> **What you are asked to do**:
Rewrite the lines below as a JSON list of strings, one string per line, leaving out any blank lines.

> **Supplied material**:

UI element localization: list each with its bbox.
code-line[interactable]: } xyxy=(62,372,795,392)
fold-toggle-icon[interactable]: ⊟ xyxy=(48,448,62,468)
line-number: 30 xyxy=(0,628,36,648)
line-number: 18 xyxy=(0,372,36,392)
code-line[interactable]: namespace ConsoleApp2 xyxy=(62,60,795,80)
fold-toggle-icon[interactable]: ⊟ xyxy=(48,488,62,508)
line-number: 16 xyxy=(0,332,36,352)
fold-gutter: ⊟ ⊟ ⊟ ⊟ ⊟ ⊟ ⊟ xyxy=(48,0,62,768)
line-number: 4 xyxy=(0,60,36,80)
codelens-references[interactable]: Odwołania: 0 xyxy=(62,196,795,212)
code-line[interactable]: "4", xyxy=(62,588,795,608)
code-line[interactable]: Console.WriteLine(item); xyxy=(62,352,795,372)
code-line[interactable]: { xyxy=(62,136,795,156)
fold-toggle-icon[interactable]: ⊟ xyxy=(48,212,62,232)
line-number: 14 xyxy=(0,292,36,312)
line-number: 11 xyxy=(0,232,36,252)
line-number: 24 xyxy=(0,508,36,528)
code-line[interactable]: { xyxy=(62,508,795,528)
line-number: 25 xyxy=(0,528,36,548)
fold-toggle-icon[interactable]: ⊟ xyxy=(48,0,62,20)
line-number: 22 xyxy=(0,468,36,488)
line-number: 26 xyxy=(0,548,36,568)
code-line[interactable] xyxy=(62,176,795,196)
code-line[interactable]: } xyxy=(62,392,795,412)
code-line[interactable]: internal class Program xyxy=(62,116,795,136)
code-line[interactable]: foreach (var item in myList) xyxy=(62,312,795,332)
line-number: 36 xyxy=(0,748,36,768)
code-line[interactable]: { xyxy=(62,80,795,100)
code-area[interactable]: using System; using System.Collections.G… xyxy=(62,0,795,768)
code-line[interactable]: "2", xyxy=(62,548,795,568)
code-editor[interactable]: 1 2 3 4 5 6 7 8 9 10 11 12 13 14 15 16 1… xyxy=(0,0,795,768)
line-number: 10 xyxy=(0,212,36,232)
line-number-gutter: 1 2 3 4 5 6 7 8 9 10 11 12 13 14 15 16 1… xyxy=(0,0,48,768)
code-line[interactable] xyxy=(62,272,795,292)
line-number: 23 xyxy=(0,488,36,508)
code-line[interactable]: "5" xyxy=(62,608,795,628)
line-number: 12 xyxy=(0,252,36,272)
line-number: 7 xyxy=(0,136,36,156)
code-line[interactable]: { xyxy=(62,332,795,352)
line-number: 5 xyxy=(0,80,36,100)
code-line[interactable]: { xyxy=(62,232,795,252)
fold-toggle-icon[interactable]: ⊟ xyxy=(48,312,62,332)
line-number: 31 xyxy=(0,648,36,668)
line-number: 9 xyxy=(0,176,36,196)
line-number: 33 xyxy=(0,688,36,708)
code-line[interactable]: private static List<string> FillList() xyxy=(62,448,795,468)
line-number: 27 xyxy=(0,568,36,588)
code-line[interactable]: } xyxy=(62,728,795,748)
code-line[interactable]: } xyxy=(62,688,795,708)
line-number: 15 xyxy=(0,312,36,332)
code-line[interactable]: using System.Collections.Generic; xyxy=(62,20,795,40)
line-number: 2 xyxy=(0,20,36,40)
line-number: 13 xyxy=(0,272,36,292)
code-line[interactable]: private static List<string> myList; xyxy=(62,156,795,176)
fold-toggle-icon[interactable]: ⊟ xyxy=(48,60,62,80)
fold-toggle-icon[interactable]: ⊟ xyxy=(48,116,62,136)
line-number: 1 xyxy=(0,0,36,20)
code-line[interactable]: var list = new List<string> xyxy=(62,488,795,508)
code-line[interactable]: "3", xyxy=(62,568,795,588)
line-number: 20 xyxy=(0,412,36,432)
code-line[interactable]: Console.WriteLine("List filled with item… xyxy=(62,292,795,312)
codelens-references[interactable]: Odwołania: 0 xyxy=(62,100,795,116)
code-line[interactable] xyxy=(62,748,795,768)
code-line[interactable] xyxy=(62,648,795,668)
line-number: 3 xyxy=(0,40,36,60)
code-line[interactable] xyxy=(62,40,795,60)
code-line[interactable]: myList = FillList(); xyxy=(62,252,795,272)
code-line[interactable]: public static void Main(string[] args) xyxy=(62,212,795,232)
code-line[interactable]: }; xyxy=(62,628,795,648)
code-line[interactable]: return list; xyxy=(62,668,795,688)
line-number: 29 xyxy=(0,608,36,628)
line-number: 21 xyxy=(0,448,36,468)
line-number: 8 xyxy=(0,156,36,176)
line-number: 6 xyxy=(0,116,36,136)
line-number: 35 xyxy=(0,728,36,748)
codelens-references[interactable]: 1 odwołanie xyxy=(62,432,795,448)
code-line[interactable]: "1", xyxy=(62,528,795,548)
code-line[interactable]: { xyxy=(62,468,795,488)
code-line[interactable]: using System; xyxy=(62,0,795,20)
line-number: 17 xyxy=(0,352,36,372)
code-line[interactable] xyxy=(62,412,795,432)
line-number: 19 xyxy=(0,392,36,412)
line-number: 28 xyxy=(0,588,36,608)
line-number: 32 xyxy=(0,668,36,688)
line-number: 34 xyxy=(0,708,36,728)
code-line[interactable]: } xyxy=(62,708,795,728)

> **Answer below**:
[
  "UI element localization: list each with its bbox.",
  "code-line[interactable]: } xyxy=(62,372,795,392)",
  "fold-toggle-icon[interactable]: ⊟ xyxy=(48,448,62,468)",
  "line-number: 30 xyxy=(0,628,36,648)",
  "line-number: 18 xyxy=(0,372,36,392)",
  "code-line[interactable]: namespace ConsoleApp2 xyxy=(62,60,795,80)",
  "fold-toggle-icon[interactable]: ⊟ xyxy=(48,488,62,508)",
  "line-number: 16 xyxy=(0,332,36,352)",
  "fold-gutter: ⊟ ⊟ ⊟ ⊟ ⊟ ⊟ ⊟ xyxy=(48,0,62,768)",
  "line-number: 4 xyxy=(0,60,36,80)",
  "codelens-references[interactable]: Odwołania: 0 xyxy=(62,196,795,212)",
  "code-line[interactable]: \"4\", xyxy=(62,588,795,608)",
  "code-line[interactable]: Console.WriteLine(item); xyxy=(62,352,795,372)",
  "code-line[interactable]: { xyxy=(62,136,795,156)",
  "fold-toggle-icon[interactable]: ⊟ xyxy=(48,212,62,232)",
  "line-number: 14 xyxy=(0,292,36,312)",
  "line-number: 11 xyxy=(0,232,36,252)",
  "line-number: 24 xyxy=(0,508,36,528)",
  "code-line[interactable]: { xyxy=(62,508,795,528)",
  "line-number: 25 xyxy=(0,528,36,548)",
  "fold-toggle-icon[interactable]: ⊟ xyxy=(48,0,62,20)",
  "line-number: 22 xyxy=(0,468,36,488)",
  "line-number: 26 xyxy=(0,548,36,568)",
  "code-line[interactable] xyxy=(62,176,795,196)",
  "code-line[interactable]: } xyxy=(62,392,795,412)",
  "code-line[interactable]: internal class Program xyxy=(62,116,795,136)",
  "code-line[interactable]: foreach (var item in myList) xyxy=(62,312,795,332)",
  "line-number: 36 xyxy=(0,748,36,768)",
  "code-line[interactable]: { xyxy=(62,80,795,100)",
  "code-area[interactable]: using System; using System.Collections.G… xyxy=(62,0,795,768)",
  "code-line[interactable]: \"2\", xyxy=(62,548,795,568)",
  "code-editor[interactable]: 1 2 3 4 5 6 7 8 9 10 11 12 13 14 15 16 1… xyxy=(0,0,795,768)",
  "line-number: 10 xyxy=(0,212,36,232)",
  "line-number-gutter: 1 2 3 4 5 6 7 8 9 10 11 12 13 14 15 16 1… xyxy=(0,0,48,768)",
  "code-line[interactable] xyxy=(62,272,795,292)",
  "line-number: 23 xyxy=(0,488,36,508)",
  "code-line[interactable]: \"5\" xyxy=(62,608,795,628)",
  "line-number: 12 xyxy=(0,252,36,272)",
  "line-number: 7 xyxy=(0,136,36,156)",
  "code-line[interactable]: { xyxy=(62,332,795,352)",
  "line-number: 5 xyxy=(0,80,36,100)",
  "code-line[interactable]: { xyxy=(62,232,795,252)",
  "fold-toggle-icon[interactable]: ⊟ xyxy=(48,312,62,332)",
  "line-number: 31 xyxy=(0,648,36,668)",
  "line-number: 9 xyxy=(0,176,36,196)",
  "line-number: 33 xyxy=(0,688,36,708)",
  "code-line[interactable]: private static List<string> FillList() xyxy=(62,448,795,468)",
  "line-number: 27 xyxy=(0,568,36,588)",
  "code-line[interactable]: } xyxy=(62,728,795,748)",
  "code-line[interactable]: } xyxy=(62,688,795,708)",
  "line-number: 15 xyxy=(0,312,36,332)",
  "code-line[interactable]: using System.Collections.Generic; xyxy=(62,20,795,40)",
  "line-number: 2 xyxy=(0,20,36,40)",
  "line-number: 13 xyxy=(0,272,36,292)",
  "code-line[interactable]: private static List<string> myList; xyxy=(62,156,795,176)",
  "fold-toggle-icon[interactable]: ⊟ xyxy=(48,60,62,80)",
  "fold-toggle-icon[interactable]: ⊟ xyxy=(48,116,62,136)",
  "line-number: 1 xyxy=(0,0,36,20)",
  "code-line[interactable]: var list = new List<string> xyxy=(62,488,795,508)",
  "code-line[interactable]: \"3\", xyxy=(62,568,795,588)",
  "line-number: 20 xyxy=(0,412,36,432)",
  "code-line[interactable]: Console.WriteLine(\"List filled with item… xyxy=(62,292,795,312)",
  "codelens-references[interactable]: Odwołania: 0 xyxy=(62,100,795,116)",
  "code-line[interactable] xyxy=(62,748,795,768)",
  "code-line[interactable] xyxy=(62,648,795,668)",
  "line-number: 3 xyxy=(0,40,36,60)",
  "code-line[interactable] xyxy=(62,40,795,60)",
  "code-line[interactable]: myList = FillList(); xyxy=(62,252,795,272)",
  "code-line[interactable]: public static void Main(string[] args) xyxy=(62,212,795,232)",
  "code-line[interactable]: }; xyxy=(62,628,795,648)",
  "code-line[interactable]: return list; xyxy=(62,668,795,688)",
  "line-number: 29 xyxy=(0,608,36,628)",
  "line-number: 21 xyxy=(0,448,36,468)",
  "line-number: 8 xyxy=(0,156,36,176)",
  "line-number: 6 xyxy=(0,116,36,136)",
  "line-number: 35 xyxy=(0,728,36,748)",
  "codelens-references[interactable]: 1 odwołanie xyxy=(62,432,795,448)",
  "code-line[interactable]: \"1\", xyxy=(62,528,795,548)",
  "code-line[interactable]: { xyxy=(62,468,795,488)",
  "code-line[interactable]: using System; xyxy=(62,0,795,20)",
  "line-number: 17 xyxy=(0,352,36,372)",
  "code-line[interactable] xyxy=(62,412,795,432)",
  "line-number: 19 xyxy=(0,392,36,412)",
  "line-number: 28 xyxy=(0,588,36,608)",
  "line-number: 32 xyxy=(0,668,36,688)",
  "line-number: 34 xyxy=(0,708,36,728)",
  "code-line[interactable]: } xyxy=(62,708,795,728)"
]